Every line that contains "link" counts once; give the total number of such lines, with no other words.

** Given records **
────

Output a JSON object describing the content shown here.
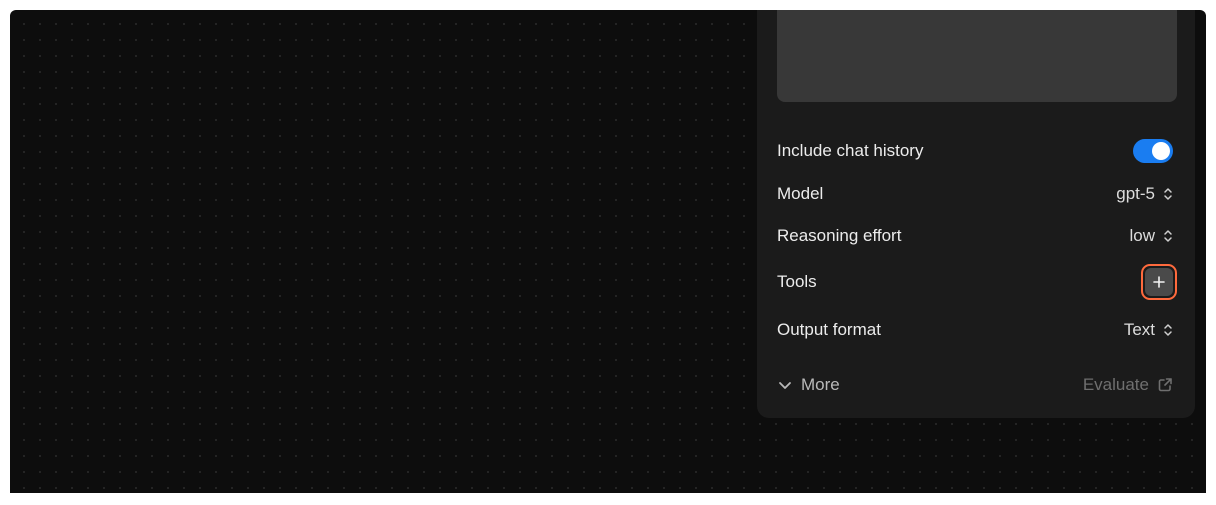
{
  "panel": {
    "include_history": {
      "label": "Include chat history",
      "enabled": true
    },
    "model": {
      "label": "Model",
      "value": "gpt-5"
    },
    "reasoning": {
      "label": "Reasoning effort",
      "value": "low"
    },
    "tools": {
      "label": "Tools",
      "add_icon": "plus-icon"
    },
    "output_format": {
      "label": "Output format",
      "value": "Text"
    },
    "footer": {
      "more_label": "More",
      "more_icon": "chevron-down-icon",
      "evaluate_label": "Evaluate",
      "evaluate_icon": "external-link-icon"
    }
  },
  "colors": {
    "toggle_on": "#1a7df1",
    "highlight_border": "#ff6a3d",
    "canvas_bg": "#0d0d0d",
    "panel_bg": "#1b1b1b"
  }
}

────

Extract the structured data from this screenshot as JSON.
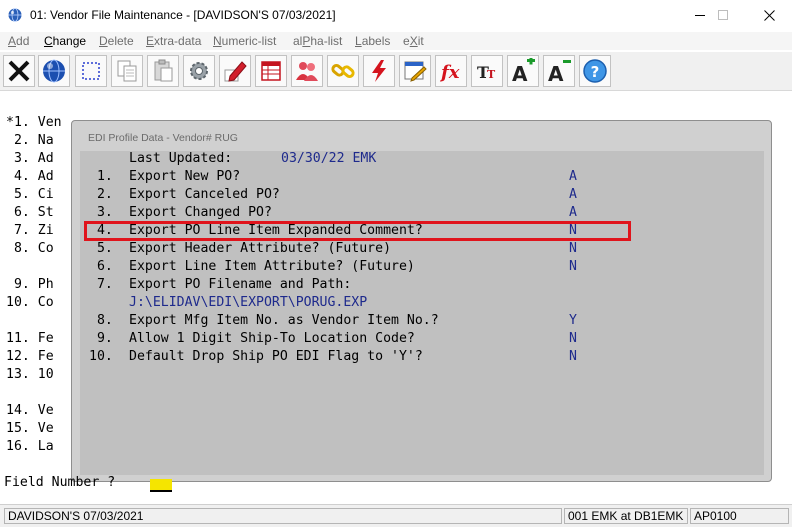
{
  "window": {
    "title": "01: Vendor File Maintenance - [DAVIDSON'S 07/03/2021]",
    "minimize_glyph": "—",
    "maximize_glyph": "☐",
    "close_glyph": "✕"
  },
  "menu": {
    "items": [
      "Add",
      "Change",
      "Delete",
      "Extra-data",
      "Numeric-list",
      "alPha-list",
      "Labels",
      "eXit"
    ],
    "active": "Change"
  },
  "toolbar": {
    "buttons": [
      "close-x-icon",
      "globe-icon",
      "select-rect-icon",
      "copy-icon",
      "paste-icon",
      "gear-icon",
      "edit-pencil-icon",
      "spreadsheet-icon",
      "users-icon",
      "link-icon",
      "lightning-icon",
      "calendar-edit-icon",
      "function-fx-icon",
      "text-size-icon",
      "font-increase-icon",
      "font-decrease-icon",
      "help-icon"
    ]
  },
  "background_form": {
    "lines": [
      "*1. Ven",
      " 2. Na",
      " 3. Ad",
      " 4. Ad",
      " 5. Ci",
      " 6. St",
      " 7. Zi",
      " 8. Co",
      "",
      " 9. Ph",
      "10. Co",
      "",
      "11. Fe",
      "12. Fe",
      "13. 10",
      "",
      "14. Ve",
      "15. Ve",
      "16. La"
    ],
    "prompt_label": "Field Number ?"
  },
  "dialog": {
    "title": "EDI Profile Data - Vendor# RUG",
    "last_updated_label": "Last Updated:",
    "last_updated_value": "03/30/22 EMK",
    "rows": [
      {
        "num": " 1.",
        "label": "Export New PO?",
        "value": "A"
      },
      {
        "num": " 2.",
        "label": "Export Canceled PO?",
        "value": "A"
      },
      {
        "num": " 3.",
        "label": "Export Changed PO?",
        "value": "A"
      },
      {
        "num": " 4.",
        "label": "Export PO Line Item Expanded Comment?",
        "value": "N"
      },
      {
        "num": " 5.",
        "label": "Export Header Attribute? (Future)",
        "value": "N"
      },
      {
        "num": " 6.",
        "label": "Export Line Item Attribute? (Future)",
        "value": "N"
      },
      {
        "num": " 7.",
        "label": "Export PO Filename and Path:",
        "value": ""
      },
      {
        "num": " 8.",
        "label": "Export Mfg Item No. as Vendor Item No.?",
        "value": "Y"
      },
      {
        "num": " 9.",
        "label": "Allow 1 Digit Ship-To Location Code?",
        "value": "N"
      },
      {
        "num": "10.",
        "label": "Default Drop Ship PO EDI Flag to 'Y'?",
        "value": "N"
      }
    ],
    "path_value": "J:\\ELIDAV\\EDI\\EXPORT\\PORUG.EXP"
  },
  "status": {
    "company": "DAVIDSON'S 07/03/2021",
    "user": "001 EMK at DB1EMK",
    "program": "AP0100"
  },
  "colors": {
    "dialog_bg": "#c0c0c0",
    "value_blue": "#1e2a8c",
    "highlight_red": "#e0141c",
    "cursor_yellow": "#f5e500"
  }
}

────

** Full solution **
2